Prompt -> Please print every record below exactly as it appears.

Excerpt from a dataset
--*--

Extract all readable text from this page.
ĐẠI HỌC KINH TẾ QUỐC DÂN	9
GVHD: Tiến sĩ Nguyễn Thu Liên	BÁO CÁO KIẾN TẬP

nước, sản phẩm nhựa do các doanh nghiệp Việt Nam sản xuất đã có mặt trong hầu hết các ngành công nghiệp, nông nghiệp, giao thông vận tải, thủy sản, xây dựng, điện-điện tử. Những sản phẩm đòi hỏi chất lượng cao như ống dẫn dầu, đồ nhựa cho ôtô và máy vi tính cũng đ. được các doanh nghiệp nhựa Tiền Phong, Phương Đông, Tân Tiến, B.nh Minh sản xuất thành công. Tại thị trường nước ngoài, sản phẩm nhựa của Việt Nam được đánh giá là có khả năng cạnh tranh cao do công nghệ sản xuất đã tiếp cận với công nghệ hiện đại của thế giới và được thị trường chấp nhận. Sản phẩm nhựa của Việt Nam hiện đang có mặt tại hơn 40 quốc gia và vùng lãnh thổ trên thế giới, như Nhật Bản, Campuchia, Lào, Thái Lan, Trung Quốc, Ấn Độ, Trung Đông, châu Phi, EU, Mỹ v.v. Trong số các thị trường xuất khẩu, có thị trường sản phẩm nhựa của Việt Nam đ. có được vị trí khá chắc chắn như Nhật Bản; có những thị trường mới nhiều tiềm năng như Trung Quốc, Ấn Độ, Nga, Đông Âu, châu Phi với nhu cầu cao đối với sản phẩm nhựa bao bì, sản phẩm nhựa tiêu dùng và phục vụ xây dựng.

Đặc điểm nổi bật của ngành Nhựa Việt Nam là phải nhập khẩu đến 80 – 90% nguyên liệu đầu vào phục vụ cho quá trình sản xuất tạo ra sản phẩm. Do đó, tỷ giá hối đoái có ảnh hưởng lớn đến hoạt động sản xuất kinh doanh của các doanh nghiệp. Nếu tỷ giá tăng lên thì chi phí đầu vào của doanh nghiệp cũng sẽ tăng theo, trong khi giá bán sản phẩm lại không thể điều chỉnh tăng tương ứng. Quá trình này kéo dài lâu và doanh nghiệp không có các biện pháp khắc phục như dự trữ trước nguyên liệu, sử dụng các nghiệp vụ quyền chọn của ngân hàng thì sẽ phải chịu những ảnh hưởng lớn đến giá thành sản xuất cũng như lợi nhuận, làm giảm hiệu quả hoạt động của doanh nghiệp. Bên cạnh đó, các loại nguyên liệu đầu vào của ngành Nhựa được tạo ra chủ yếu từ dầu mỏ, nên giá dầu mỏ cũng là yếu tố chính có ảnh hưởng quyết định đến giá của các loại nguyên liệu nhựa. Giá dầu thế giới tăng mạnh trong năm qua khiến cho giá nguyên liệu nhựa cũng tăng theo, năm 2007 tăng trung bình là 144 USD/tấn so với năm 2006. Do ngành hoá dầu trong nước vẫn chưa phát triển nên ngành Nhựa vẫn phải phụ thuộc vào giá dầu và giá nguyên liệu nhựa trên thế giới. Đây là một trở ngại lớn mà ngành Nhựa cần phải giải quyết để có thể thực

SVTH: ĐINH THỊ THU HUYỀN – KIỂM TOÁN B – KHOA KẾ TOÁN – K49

--*--

Task answer ->
Extract all readable text from this page.
ĐẠI HỌC KINH TẾ QUỐC DÂN	9
GVHD: Tiến sĩ Nguyễn Thu Liên	BÁO CÁO KIẾN TẬP

nước, sản phẩm nhựa do các doanh nghiệp Việt Nam sản xuất đã có mặt trong hầu hết các ngành công nghiệp, nông nghiệp, giao thông vận tải, thủy sản, xây dựng, điện-điện tử. Những sản phẩm đòi hỏi chất lượng cao như ống dẫn dầu, đồ nhựa cho ôtô và máy vi tính cũng đ. được các doanh nghiệp nhựa Tiền Phong, Phương Đông, Tân Tiến, B.nh Minh sản xuất thành công. Tại thị trường nước ngoài, sản phẩm nhựa của Việt Nam được đánh giá là có khả năng cạnh tranh cao do công nghệ sản xuất đã tiếp cận với công nghệ hiện đại của thế giới và được thị trường chấp nhận. Sản phẩm nhựa của Việt Nam hiện đang có mặt tại hơn 40 quốc gia và vùng lãnh thổ trên thế giới, như Nhật Bản, Campuchia, Lào, Thái Lan, Trung Quốc, Ấn Độ, Trung Đông, châu Phi, EU, Mỹ v.v. Trong số các thị trường xuất khẩu, có thị trường sản phẩm nhựa của Việt Nam đ. có được vị trí khá chắc chắn như Nhật Bản; có những thị trường mới nhiều tiềm năng như Trung Quốc, Ấn Độ, Nga, Đông Âu, châu Phi với nhu cầu cao đối với sản phẩm nhựa bao bì, sản phẩm nhựa tiêu dùng và phục vụ xây dựng.

Đặc điểm nổi bật của ngành Nhựa Việt Nam là phải nhập khẩu đến 80 – 90% nguyên liệu đầu vào phục vụ cho quá trình sản xuất tạo ra sản phẩm. Do đó, tỷ giá hối đoái có ảnh hưởng lớn đến hoạt động sản xuất kinh doanh của các doanh nghiệp. Nếu tỷ giá tăng lên thì chi phí đầu vào của doanh nghiệp cũng sẽ tăng theo, trong khi giá bán sản phẩm lại không thể điều chỉnh tăng tương ứng. Quá trình này kéo dài lâu và doanh nghiệp không có các biện pháp khắc phục như dự trữ trước nguyên liệu, sử dụng các nghiệp vụ quyền chọn của ngân hàng thì sẽ phải chịu những ảnh hưởng lớn đến giá thành sản xuất cũng như lợi nhuận, làm giảm hiệu quả hoạt động của doanh nghiệp. Bên cạnh đó, các loại nguyên liệu đầu vào của ngành Nhựa được tạo ra chủ yếu từ dầu mỏ, nên giá dầu mỏ cũng là yếu tố chính có ảnh hưởng quyết định đến giá của các loại nguyên liệu nhựa. Giá dầu thế giới tăng mạnh trong năm qua khiến cho giá nguyên liệu nhựa cũng tăng theo, năm 2007 tăng trung bình là 144 USD/tấn so với năm 2006. Do ngành hoá dầu trong nước vẫn chưa phát triển nên ngành Nhựa vẫn phải phụ thuộc vào giá dầu và giá nguyên liệu nhựa trên thế giới. Đây là một trở ngại lớn mà ngành Nhựa cần phải giải quyết để có thể thực

SVTH: ĐINH THỊ THU HUYỀN – KIỂM TOÁN B – KHOA KẾ TOÁN – K49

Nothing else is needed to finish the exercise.